§ WRITTEN REQUEST: Copy nothing but the text: reproduce each line of the listing exactly and leave the pictures out.

+++

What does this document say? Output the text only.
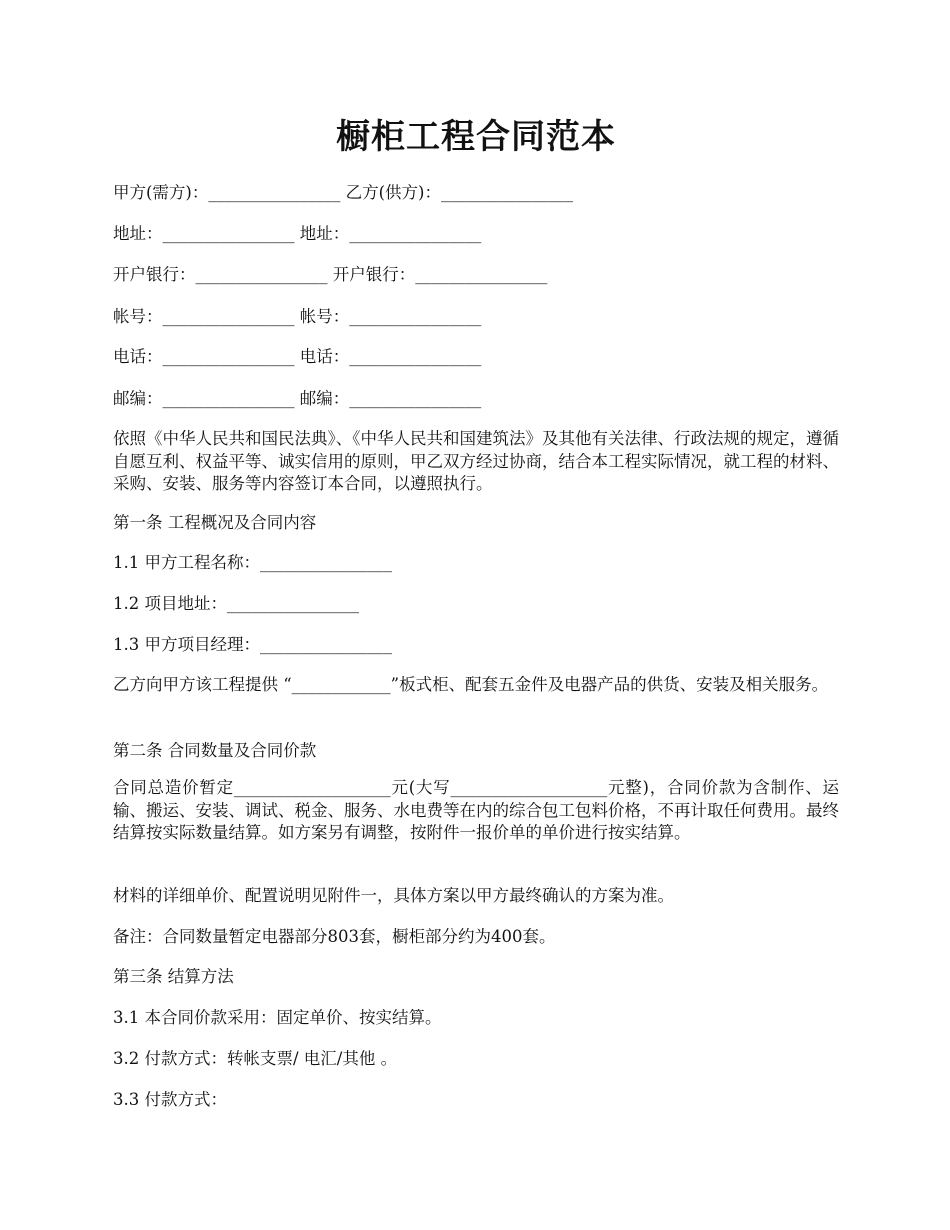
橱柜工程合同范本
甲方(需方)：________________ 乙方(供方)：________________
地址：________________ 地址：________________
开户银行：________________ 开户银行：________________
帐号：________________ 帐号：________________
电话：________________ 电话：________________
邮编：________________ 邮编：________________
依照《中华人民共和国民法典》、《中华人民共和国建筑法》及其他有关法律、行政法规的规定，遵循自愿互利、权益平等、诚实信用的原则，甲乙双方经过协商，结合本工程实际情况，就工程的材料、采购、安装、服务等内容签订本合同，以遵照执行。
第一条 工程概况及合同内容
1.1 甲方工程名称：________________
1.2 项目地址：________________
1.3 甲方项目经理：________________
乙方向甲方该工程提供 “____________”板式柜、配套五金件及电器产品的供货、安装及相关服务。
第二条 合同数量及合同价款
合同总造价暂定___________________元(大写___________________元整)，合同价款为含制作、运输、搬运、安装、调试、税金、服务、水电费等在内的综合包工包料价格，不再计取任何费用。最终结算按实际数量结算。如方案另有调整，按附件一报价单的单价进行按实结算。
材料的详细单价、配置说明见附件一，具体方案以甲方最终确认的方案为准。
备注：合同数量暂定电器部分803套，橱柜部分约为400套。
第三条 结算方法
3.1 本合同价款采用：固定单价、按实结算。
3.2 付款方式：转帐支票/ 电汇/其他 。
3.3 付款方式：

+++

§ TASK OUTPUT:
What does this document say? Output the text only.
橱柜工程合同范本
甲方(需方)：________________ 乙方(供方)：________________
地址：________________ 地址：________________
开户银行：________________ 开户银行：________________
帐号：________________ 帐号：________________
电话：________________ 电话：________________
邮编：________________ 邮编：________________
依照《中华人民共和国民法典》、《中华人民共和国建筑法》及其他有关法律、行政法规的规定，遵循自愿互利、权益平等、诚实信用的原则，甲乙双方经过协商，结合本工程实际情况，就工程的材料、采购、安装、服务等内容签订本合同，以遵照执行。
第一条 工程概况及合同内容
1.1 甲方工程名称：________________
1.2 项目地址：________________
1.3 甲方项目经理：________________
乙方向甲方该工程提供 “____________”板式柜、配套五金件及电器产品的供货、安装及相关服务。
第二条 合同数量及合同价款
合同总造价暂定___________________元(大写___________________元整)，合同价款为含制作、运输、搬运、安装、调试、税金、服务、水电费等在内的综合包工包料价格，不再计取任何费用。最终结算按实际数量结算。如方案另有调整，按附件一报价单的单价进行按实结算。
材料的详细单价、配置说明见附件一，具体方案以甲方最终确认的方案为准。
备注：合同数量暂定电器部分803套，橱柜部分约为400套。
第三条 结算方法
3.1 本合同价款采用：固定单价、按实结算。
3.2 付款方式：转帐支票/ 电汇/其他 。
3.3 付款方式：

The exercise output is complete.